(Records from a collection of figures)
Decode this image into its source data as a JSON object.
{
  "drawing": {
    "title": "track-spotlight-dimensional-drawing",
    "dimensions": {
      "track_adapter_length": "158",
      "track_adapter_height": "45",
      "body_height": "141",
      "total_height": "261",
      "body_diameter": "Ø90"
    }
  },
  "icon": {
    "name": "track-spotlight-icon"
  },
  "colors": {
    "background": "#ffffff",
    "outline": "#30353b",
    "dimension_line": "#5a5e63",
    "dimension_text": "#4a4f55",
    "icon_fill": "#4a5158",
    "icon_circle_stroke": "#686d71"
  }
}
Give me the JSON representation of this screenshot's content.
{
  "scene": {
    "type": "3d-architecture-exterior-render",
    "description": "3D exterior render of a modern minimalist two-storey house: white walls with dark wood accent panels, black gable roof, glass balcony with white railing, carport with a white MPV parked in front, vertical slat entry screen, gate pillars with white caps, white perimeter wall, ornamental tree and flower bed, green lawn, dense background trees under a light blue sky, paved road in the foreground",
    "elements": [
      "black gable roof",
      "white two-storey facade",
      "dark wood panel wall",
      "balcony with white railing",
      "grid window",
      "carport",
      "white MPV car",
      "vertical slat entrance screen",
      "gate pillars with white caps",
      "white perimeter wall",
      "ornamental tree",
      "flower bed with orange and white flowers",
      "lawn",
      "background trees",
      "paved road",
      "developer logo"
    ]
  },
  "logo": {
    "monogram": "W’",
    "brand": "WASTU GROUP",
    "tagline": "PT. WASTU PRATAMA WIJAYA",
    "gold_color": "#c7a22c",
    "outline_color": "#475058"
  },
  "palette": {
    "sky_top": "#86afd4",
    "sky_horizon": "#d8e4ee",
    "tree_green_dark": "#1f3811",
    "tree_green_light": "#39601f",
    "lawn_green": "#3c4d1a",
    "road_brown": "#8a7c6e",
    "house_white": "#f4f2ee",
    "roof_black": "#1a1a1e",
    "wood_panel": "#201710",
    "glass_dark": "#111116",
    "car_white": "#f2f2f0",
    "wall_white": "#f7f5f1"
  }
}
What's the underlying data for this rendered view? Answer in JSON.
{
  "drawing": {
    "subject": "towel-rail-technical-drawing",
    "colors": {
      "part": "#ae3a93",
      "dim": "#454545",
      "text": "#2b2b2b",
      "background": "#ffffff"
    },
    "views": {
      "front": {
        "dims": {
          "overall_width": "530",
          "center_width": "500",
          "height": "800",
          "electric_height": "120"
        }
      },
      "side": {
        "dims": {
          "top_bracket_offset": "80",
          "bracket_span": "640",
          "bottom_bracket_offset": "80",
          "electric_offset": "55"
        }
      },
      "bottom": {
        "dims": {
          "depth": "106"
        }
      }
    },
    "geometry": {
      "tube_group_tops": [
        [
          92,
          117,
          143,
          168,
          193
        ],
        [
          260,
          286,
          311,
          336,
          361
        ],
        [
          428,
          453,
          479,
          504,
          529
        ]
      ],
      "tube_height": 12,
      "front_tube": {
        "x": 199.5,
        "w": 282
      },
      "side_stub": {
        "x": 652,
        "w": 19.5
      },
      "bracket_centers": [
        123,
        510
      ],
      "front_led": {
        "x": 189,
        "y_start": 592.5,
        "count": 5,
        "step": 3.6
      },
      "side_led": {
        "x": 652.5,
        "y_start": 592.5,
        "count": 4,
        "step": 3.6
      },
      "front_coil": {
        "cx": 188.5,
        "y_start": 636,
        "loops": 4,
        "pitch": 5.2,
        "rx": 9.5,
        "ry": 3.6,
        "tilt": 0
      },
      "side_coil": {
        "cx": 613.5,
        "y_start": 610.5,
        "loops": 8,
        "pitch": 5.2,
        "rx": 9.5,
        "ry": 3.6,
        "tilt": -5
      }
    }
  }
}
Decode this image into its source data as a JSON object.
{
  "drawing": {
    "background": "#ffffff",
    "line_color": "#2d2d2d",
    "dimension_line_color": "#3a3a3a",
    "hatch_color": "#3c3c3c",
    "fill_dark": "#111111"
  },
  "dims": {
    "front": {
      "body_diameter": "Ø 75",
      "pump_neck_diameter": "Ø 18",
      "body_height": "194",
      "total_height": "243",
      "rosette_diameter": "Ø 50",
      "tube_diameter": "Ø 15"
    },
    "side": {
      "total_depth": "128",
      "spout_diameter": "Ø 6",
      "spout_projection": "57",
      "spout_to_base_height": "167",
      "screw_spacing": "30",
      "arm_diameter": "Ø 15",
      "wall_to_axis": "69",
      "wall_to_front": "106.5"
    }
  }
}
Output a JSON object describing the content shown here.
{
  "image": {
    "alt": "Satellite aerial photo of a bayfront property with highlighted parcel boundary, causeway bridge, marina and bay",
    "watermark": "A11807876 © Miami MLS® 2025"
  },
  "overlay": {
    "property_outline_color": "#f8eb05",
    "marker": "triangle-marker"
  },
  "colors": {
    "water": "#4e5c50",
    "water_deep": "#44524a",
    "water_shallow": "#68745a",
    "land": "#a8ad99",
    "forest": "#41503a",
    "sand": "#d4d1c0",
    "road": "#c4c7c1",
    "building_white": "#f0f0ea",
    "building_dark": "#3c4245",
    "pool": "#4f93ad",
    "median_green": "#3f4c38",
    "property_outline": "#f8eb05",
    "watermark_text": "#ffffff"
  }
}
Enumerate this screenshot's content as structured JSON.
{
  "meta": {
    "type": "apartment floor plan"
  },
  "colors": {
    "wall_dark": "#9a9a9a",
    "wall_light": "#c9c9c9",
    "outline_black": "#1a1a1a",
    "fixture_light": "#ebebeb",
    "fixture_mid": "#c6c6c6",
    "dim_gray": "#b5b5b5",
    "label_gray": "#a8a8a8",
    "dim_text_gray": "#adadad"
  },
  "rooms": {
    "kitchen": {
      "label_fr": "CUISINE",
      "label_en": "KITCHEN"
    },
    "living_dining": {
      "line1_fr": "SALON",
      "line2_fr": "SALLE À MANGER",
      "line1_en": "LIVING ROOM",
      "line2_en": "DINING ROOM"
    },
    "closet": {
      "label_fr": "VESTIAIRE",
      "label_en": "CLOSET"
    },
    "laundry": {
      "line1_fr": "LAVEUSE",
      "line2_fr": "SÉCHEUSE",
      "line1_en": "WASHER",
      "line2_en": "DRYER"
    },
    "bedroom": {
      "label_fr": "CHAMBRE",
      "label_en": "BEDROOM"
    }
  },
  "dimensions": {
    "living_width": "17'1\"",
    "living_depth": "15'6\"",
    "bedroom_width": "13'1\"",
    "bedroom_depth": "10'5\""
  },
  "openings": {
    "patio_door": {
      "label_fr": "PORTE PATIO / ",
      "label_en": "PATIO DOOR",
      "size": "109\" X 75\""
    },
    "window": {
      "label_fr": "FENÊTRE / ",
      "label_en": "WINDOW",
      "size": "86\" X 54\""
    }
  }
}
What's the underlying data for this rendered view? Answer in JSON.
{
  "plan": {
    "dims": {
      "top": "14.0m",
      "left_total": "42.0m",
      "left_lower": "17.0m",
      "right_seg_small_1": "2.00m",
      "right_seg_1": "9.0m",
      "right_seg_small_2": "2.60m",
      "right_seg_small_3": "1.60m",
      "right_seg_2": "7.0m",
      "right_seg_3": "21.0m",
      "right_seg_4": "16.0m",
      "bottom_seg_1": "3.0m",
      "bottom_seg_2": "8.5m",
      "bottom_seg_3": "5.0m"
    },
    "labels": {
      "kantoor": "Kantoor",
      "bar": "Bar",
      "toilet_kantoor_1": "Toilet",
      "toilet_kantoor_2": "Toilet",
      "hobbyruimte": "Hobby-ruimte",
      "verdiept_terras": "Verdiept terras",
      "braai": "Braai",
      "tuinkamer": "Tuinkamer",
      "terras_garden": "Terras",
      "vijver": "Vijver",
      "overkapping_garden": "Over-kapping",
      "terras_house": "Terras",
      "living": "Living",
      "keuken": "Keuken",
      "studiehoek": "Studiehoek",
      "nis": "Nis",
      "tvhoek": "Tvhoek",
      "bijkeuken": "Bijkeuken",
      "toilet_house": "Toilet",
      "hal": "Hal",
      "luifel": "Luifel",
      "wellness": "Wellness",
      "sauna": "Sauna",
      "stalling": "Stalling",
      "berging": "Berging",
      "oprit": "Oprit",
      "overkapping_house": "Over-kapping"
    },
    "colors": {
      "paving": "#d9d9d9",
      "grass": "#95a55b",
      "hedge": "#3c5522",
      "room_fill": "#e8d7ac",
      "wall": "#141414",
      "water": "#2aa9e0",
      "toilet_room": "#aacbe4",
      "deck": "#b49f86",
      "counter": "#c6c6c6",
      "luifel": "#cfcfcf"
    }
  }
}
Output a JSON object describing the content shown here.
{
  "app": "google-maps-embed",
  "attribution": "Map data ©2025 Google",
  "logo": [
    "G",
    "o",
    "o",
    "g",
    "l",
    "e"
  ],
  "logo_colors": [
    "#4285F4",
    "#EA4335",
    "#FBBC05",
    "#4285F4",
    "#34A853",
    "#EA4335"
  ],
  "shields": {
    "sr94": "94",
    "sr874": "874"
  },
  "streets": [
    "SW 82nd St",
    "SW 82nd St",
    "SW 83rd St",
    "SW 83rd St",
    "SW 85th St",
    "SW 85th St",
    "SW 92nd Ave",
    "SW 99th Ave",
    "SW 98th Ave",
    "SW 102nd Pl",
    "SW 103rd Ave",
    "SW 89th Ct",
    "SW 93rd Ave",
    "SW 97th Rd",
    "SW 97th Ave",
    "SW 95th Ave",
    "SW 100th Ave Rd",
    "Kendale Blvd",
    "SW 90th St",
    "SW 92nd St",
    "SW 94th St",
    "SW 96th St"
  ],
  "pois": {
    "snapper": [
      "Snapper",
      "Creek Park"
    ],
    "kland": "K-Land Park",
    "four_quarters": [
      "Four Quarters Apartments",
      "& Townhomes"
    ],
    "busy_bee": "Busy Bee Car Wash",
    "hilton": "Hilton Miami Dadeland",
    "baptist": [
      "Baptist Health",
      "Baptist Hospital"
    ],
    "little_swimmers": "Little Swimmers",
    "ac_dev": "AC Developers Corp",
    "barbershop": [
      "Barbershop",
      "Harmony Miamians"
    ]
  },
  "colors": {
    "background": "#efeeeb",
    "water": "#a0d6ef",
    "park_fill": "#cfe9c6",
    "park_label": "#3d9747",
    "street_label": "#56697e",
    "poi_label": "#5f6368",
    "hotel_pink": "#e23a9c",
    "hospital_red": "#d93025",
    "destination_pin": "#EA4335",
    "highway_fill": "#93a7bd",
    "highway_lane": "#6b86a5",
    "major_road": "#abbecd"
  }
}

## [REQUEST]
Reply with the number of lines in the preceding entries that contain "ffffff", and no other words.

## [THE REPLY]
4